[BEGIN Extracted information]

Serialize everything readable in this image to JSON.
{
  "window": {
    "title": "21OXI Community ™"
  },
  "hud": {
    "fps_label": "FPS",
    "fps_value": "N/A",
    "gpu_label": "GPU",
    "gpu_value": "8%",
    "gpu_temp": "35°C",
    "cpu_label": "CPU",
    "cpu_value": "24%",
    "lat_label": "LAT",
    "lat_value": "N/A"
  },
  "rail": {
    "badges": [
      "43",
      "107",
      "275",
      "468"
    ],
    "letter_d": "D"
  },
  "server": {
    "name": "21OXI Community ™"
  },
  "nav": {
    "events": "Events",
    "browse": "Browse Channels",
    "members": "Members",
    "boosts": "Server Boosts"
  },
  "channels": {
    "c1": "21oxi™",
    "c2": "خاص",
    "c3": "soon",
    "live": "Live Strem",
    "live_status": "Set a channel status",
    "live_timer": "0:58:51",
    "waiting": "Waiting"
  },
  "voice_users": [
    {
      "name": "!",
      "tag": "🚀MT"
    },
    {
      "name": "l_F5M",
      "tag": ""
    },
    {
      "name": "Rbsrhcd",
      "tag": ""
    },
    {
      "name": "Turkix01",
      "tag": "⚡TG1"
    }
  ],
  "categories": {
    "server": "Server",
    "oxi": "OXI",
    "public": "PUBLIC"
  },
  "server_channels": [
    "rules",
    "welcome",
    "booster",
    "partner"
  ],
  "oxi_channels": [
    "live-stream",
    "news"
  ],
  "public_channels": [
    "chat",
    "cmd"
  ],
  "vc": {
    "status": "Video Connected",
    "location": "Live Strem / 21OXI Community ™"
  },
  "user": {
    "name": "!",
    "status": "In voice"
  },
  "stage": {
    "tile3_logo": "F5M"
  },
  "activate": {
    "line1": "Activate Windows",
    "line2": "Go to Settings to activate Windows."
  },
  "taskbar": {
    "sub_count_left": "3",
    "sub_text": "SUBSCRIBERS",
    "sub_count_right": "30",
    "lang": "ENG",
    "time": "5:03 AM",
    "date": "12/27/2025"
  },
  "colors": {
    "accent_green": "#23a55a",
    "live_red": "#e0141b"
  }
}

[END Extracted information]
[BEGIN Extracted information]

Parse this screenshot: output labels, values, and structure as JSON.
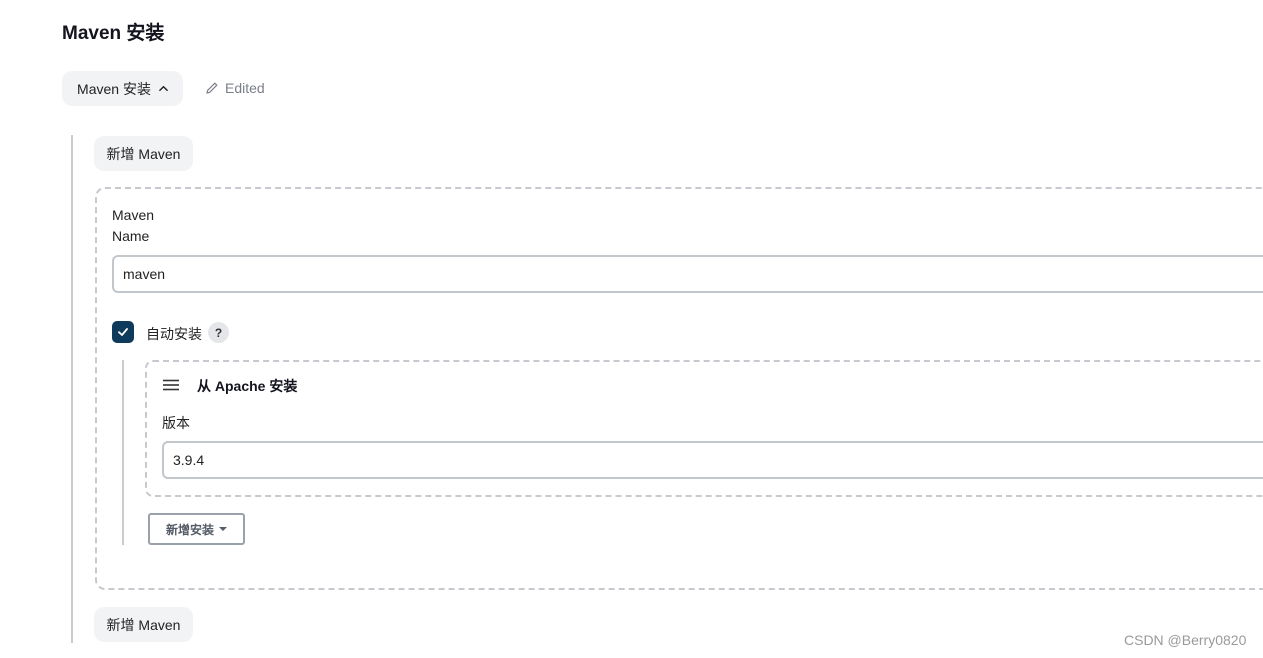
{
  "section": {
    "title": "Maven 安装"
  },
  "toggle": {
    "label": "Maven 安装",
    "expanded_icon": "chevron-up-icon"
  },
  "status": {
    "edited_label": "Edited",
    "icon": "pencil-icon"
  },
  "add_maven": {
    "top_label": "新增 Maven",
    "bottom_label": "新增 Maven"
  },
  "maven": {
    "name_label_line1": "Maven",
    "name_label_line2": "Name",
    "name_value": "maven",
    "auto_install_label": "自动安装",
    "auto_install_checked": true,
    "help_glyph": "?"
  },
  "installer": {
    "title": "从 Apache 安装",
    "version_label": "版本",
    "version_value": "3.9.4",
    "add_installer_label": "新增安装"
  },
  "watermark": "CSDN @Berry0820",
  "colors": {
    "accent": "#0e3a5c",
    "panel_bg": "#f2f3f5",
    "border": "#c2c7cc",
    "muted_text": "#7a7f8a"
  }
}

[END Extracted information]

[The task]: From the data above, copy each line that holds "JSON".

[Result]:
Serialize everything readable in this image to JSON.
Parse this screenshot: output labels, values, and structure as JSON.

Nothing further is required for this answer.